(Records from a collection of figures)
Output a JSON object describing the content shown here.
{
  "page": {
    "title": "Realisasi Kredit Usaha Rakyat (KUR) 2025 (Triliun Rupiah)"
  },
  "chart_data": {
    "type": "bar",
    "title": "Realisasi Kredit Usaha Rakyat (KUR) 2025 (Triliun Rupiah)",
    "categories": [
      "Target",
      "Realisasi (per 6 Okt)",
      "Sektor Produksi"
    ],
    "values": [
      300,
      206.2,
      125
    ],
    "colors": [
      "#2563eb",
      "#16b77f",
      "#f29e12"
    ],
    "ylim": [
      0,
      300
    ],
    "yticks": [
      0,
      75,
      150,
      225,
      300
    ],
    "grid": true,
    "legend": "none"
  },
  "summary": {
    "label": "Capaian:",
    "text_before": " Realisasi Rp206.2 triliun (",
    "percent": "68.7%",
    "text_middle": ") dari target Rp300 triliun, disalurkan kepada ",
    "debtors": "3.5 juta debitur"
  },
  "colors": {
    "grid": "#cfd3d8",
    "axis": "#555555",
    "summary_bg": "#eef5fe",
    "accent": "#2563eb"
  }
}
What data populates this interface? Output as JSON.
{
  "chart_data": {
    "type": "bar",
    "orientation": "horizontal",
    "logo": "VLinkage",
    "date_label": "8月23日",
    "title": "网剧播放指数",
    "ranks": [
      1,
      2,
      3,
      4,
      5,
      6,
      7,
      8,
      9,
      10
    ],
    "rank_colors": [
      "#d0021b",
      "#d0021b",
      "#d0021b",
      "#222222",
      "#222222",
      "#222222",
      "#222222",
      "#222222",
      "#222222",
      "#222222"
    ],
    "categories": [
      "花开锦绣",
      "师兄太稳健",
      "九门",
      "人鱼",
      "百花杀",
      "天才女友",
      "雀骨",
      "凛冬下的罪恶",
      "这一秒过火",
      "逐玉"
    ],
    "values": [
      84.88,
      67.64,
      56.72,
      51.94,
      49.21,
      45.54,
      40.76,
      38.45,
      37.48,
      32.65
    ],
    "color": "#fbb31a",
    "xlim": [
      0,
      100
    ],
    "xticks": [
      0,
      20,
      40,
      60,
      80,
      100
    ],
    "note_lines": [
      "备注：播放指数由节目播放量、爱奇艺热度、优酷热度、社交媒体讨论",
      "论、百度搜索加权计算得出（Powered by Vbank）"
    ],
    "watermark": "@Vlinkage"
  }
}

§ **Goal of the exercise**
All of the records must be retyped exactly as they are.

§ **Result below**
Output a JSON object describing the content shown here.
{
  "page": {
    "title": "Realisasi Kredit Usaha Rakyat (KUR) 2025 (Triliun Rupiah)"
  },
  "chart_data": {
    "type": "bar",
    "title": "Realisasi Kredit Usaha Rakyat (KUR) 2025 (Triliun Rupiah)",
    "categories": [
      "Target",
      "Realisasi (per 6 Okt)",
      "Sektor Produksi"
    ],
    "values": [
      300,
      206.2,
      125
    ],
    "colors": [
      "#2563eb",
      "#16b77f",
      "#f29e12"
    ],
    "ylim": [
      0,
      300
    ],
    "yticks": [
      0,
      75,
      150,
      225,
      300
    ],
    "grid": true,
    "legend": "none"
  },
  "summary": {
    "label": "Capaian:",
    "text_before": " Realisasi Rp206.2 triliun (",
    "percent": "68.7%",
    "text_middle": ") dari target Rp300 triliun, disalurkan kepada ",
    "debtors": "3.5 juta debitur"
  },
  "colors": {
    "grid": "#cfd3d8",
    "axis": "#555555",
    "summary_bg": "#eef5fe",
    "accent": "#2563eb"
  }
}
What data populates this interface? Output as JSON.
{
  "chart_data": {
    "type": "bar",
    "orientation": "horizontal",
    "logo": "VLinkage",
    "date_label": "8月23日",
    "title": "网剧播放指数",
    "ranks": [
      1,
      2,
      3,
      4,
      5,
      6,
      7,
      8,
      9,
      10
    ],
    "rank_colors": [
      "#d0021b",
      "#d0021b",
      "#d0021b",
      "#222222",
      "#222222",
      "#222222",
      "#222222",
      "#222222",
      "#222222",
      "#222222"
    ],
    "categories": [
      "花开锦绣",
      "师兄太稳健",
      "九门",
      "人鱼",
      "百花杀",
      "天才女友",
      "雀骨",
      "凛冬下的罪恶",
      "这一秒过火",
      "逐玉"
    ],
    "values": [
      84.88,
      67.64,
      56.72,
      51.94,
      49.21,
      45.54,
      40.76,
      38.45,
      37.48,
      32.65
    ],
    "color": "#fbb31a",
    "xlim": [
      0,
      100
    ],
    "xticks": [
      0,
      20,
      40,
      60,
      80,
      100
    ],
    "note_lines": [
      "备注：播放指数由节目播放量、爱奇艺热度、优酷热度、社交媒体讨论",
      "论、百度搜索加权计算得出（Powered by Vbank）"
    ],
    "watermark": "@Vlinkage"
  }
}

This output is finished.